> _WHAT THIS TASK INVOLVES_: In the rows below, how many lines contain the string "elements"? Treat the match as case-sensitive, and reply with the number alone.
>> START ENTRIES SHOWN
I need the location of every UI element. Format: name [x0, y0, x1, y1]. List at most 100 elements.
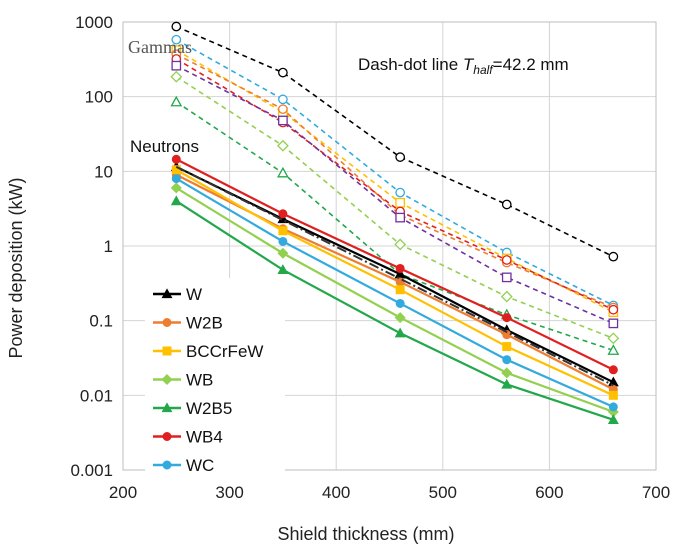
legend-swatch-marker: [162, 432, 172, 441]
legend-swatch-marker: [161, 402, 173, 413]
series-gammas: [171, 34, 619, 311]
x-tick-label: 500: [429, 483, 457, 502]
series-wb: [170, 182, 619, 418]
data-point: [500, 290, 513, 303]
series-wb4: [171, 154, 618, 375]
data-point: [171, 154, 181, 164]
legend-label: BCCrFeW: [186, 342, 263, 361]
data-point: [395, 212, 406, 223]
neutrons-label: Neutrons: [130, 137, 199, 156]
legend-item-w: W: [153, 285, 202, 304]
data-point: [607, 344, 620, 355]
data-point: [501, 255, 512, 265]
series-bccrfew: [171, 165, 618, 400]
data-point: [171, 174, 181, 184]
data-point: [170, 95, 183, 107]
data-point: [501, 367, 513, 379]
y-tick-label: 0.1: [89, 312, 113, 331]
data-point: [171, 21, 182, 32]
data-point: [608, 304, 619, 315]
legend-item-wb: WB: [153, 371, 213, 390]
dashdot-sub: half: [473, 63, 494, 77]
legend-swatch-marker: [161, 373, 173, 386]
data-point: [394, 238, 407, 251]
data-point: [171, 60, 182, 71]
legend-swatch-marker: [162, 318, 172, 327]
data-point: [394, 312, 406, 324]
series-w2b5: [170, 195, 619, 424]
data-point: [170, 70, 183, 83]
legend-label: W2B: [186, 314, 223, 333]
y-axis-title: Power deposition (kW): [6, 177, 26, 358]
data-point: [170, 195, 182, 206]
data-point: [395, 298, 405, 308]
legend-swatch-marker: [161, 288, 173, 299]
legend-swatch-marker: [162, 460, 172, 470]
x-tick-label: 300: [215, 483, 243, 502]
legend-label: WB: [186, 371, 213, 390]
data-point: [278, 236, 288, 246]
x-axis-title: Shield thickness (mm): [277, 524, 454, 544]
data-point: [395, 152, 406, 162]
gammas-label: Gammas: [128, 37, 192, 57]
data-point: [276, 139, 289, 152]
legend-label: W: [186, 285, 202, 304]
x-tick-label: 400: [322, 483, 350, 502]
y-tick-label: 1000: [75, 13, 113, 32]
data-point: [278, 226, 288, 236]
legend-item-bccrfew: BCCrFeW: [153, 342, 263, 361]
data-point: [278, 209, 288, 219]
dashdot-fit-line: [175, 165, 614, 387]
data-point: [607, 332, 620, 345]
legend-label: WC: [186, 456, 214, 475]
data-point: [395, 187, 406, 198]
y-tick-labels: 0.001 0.01 0.1 1 10 100 1000: [70, 13, 113, 480]
legend-swatch-marker: [162, 346, 172, 356]
y-tick-label: 0.001: [70, 461, 113, 480]
data-point: [278, 67, 288, 78]
series-gammas: [170, 70, 620, 345]
data-point: [278, 94, 288, 105]
series-gammas: [171, 45, 619, 318]
data-point: [501, 199, 512, 210]
data-point: [170, 182, 182, 194]
y-tick-label: 10: [94, 162, 113, 181]
data-point: [394, 327, 406, 338]
legend-item-w2b5: W2B5: [153, 399, 232, 418]
data-point: [608, 318, 619, 329]
series-line: [175, 53, 614, 309]
data-point: [276, 166, 289, 178]
dashdot-suffix: =42.2 mm: [493, 55, 569, 74]
series-gammas: [171, 60, 619, 329]
y-tick-label: 100: [85, 88, 113, 107]
x-tick-labels: 200 300 400 500 600 700: [109, 483, 670, 502]
y-tick-label: 1: [104, 237, 113, 256]
data-point: [501, 378, 513, 389]
x-tick-label: 600: [535, 483, 563, 502]
data-point: [502, 342, 512, 352]
data-point: [395, 197, 406, 208]
y-tick-label: 0.01: [80, 386, 113, 405]
data-point: [278, 115, 288, 126]
data-point: [171, 34, 182, 45]
series-layer: [170, 21, 620, 424]
data-point: [607, 414, 619, 424]
plot-frame: [122, 21, 657, 471]
legend-item-w2b: W2B: [153, 314, 223, 333]
x-tick-label: 700: [642, 483, 670, 502]
series-line: [175, 49, 614, 313]
legend-label: W2B5: [186, 399, 232, 418]
data-point: [277, 264, 289, 274]
dashdot-annotation: Dash-dot line Thalf=42.2 mm: [358, 55, 569, 77]
series-line: [175, 25, 614, 258]
data-point: [608, 402, 618, 412]
data-point: [501, 272, 512, 283]
series-gammas: [171, 21, 619, 262]
data-point: [608, 365, 618, 375]
legend-item-wc: WC: [153, 456, 214, 475]
legend-label: WB4: [186, 428, 223, 447]
legend-item-wb4: WB4: [153, 428, 223, 447]
data-point: [502, 355, 512, 365]
data-point: [395, 285, 405, 295]
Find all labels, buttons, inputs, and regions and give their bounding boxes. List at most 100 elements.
>> END ENTRIES SHOWN
> _EXERCISE SOLUTION_: 2